TO BE DONE
Give the data below again exactly as written, without its pictures.

(Records that describe figures)
----------------
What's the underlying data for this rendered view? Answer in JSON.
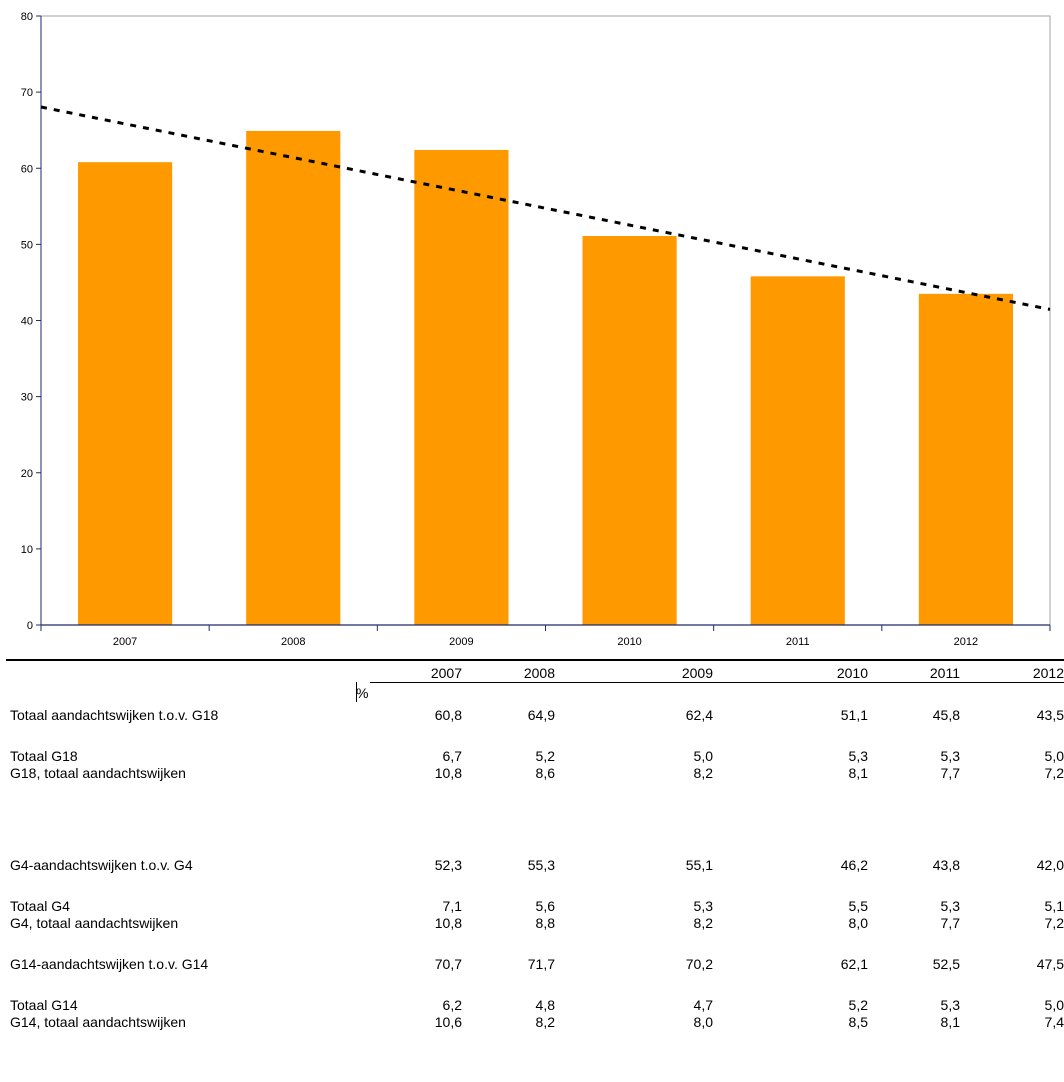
{
  "chart_data": {
    "type": "bar",
    "categories": [
      "2007",
      "2008",
      "2009",
      "2010",
      "2011",
      "2012"
    ],
    "values": [
      60.8,
      64.9,
      62.4,
      51.1,
      45.8,
      43.5
    ],
    "ylim": [
      0,
      80
    ],
    "yticks": [
      "0",
      "10",
      "20",
      "30",
      "40",
      "50",
      "60",
      "70",
      "80"
    ],
    "trendline": "linear",
    "grid": false,
    "colors": {
      "bar": "#ff9900",
      "trend": "#000000",
      "axis": "#1f2a6b"
    }
  },
  "table": {
    "years": [
      "2007",
      "2008",
      "2009",
      "2010",
      "2011",
      "2012"
    ],
    "unit": "%",
    "rows": [
      {
        "label": "Totaal aandachtswijken t.o.v. G18",
        "values": [
          "60,8",
          "64,9",
          "62,4",
          "51,1",
          "45,8",
          "43,5"
        ]
      },
      {
        "label": "Totaal G18",
        "values": [
          "6,7",
          "5,2",
          "5,0",
          "5,3",
          "5,3",
          "5,0"
        ]
      },
      {
        "label": "G18, totaal aandachtswijken",
        "values": [
          "10,8",
          "8,6",
          "8,2",
          "8,1",
          "7,7",
          "7,2"
        ]
      },
      {
        "label": "G4-aandachtswijken t.o.v. G4",
        "values": [
          "52,3",
          "55,3",
          "55,1",
          "46,2",
          "43,8",
          "42,0"
        ]
      },
      {
        "label": "Totaal G4",
        "values": [
          "7,1",
          "5,6",
          "5,3",
          "5,5",
          "5,3",
          "5,1"
        ]
      },
      {
        "label": "G4, totaal aandachtswijken",
        "values": [
          "10,8",
          "8,8",
          "8,2",
          "8,0",
          "7,7",
          "7,2"
        ]
      },
      {
        "label": "G14-aandachtswijken t.o.v. G14",
        "values": [
          "70,7",
          "71,7",
          "70,2",
          "62,1",
          "52,5",
          "47,5"
        ]
      },
      {
        "label": "Totaal G14",
        "values": [
          "6,2",
          "4,8",
          "4,7",
          "5,2",
          "5,3",
          "5,0"
        ]
      },
      {
        "label": "G14, totaal aandachtswijken",
        "values": [
          "10,6",
          "8,2",
          "8,0",
          "8,5",
          "8,1",
          "7,4"
        ]
      }
    ]
  }
}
----------------
CORRECT ANSWER
What's the underlying data for this rendered view? Answer in JSON.
{
  "chart_data": {
    "type": "bar",
    "categories": [
      "2007",
      "2008",
      "2009",
      "2010",
      "2011",
      "2012"
    ],
    "values": [
      60.8,
      64.9,
      62.4,
      51.1,
      45.8,
      43.5
    ],
    "ylim": [
      0,
      80
    ],
    "yticks": [
      "0",
      "10",
      "20",
      "30",
      "40",
      "50",
      "60",
      "70",
      "80"
    ],
    "trendline": "linear",
    "grid": false,
    "colors": {
      "bar": "#ff9900",
      "trend": "#000000",
      "axis": "#1f2a6b"
    }
  },
  "table": {
    "years": [
      "2007",
      "2008",
      "2009",
      "2010",
      "2011",
      "2012"
    ],
    "unit": "%",
    "rows": [
      {
        "label": "Totaal aandachtswijken t.o.v. G18",
        "values": [
          "60,8",
          "64,9",
          "62,4",
          "51,1",
          "45,8",
          "43,5"
        ]
      },
      {
        "label": "Totaal G18",
        "values": [
          "6,7",
          "5,2",
          "5,0",
          "5,3",
          "5,3",
          "5,0"
        ]
      },
      {
        "label": "G18, totaal aandachtswijken",
        "values": [
          "10,8",
          "8,6",
          "8,2",
          "8,1",
          "7,7",
          "7,2"
        ]
      },
      {
        "label": "G4-aandachtswijken t.o.v. G4",
        "values": [
          "52,3",
          "55,3",
          "55,1",
          "46,2",
          "43,8",
          "42,0"
        ]
      },
      {
        "label": "Totaal G4",
        "values": [
          "7,1",
          "5,6",
          "5,3",
          "5,5",
          "5,3",
          "5,1"
        ]
      },
      {
        "label": "G4, totaal aandachtswijken",
        "values": [
          "10,8",
          "8,8",
          "8,2",
          "8,0",
          "7,7",
          "7,2"
        ]
      },
      {
        "label": "G14-aandachtswijken t.o.v. G14",
        "values": [
          "70,7",
          "71,7",
          "70,2",
          "62,1",
          "52,5",
          "47,5"
        ]
      },
      {
        "label": "Totaal G14",
        "values": [
          "6,2",
          "4,8",
          "4,7",
          "5,2",
          "5,3",
          "5,0"
        ]
      },
      {
        "label": "G14, totaal aandachtswijken",
        "values": [
          "10,6",
          "8,2",
          "8,0",
          "8,5",
          "8,1",
          "7,4"
        ]
      }
    ]
  }
}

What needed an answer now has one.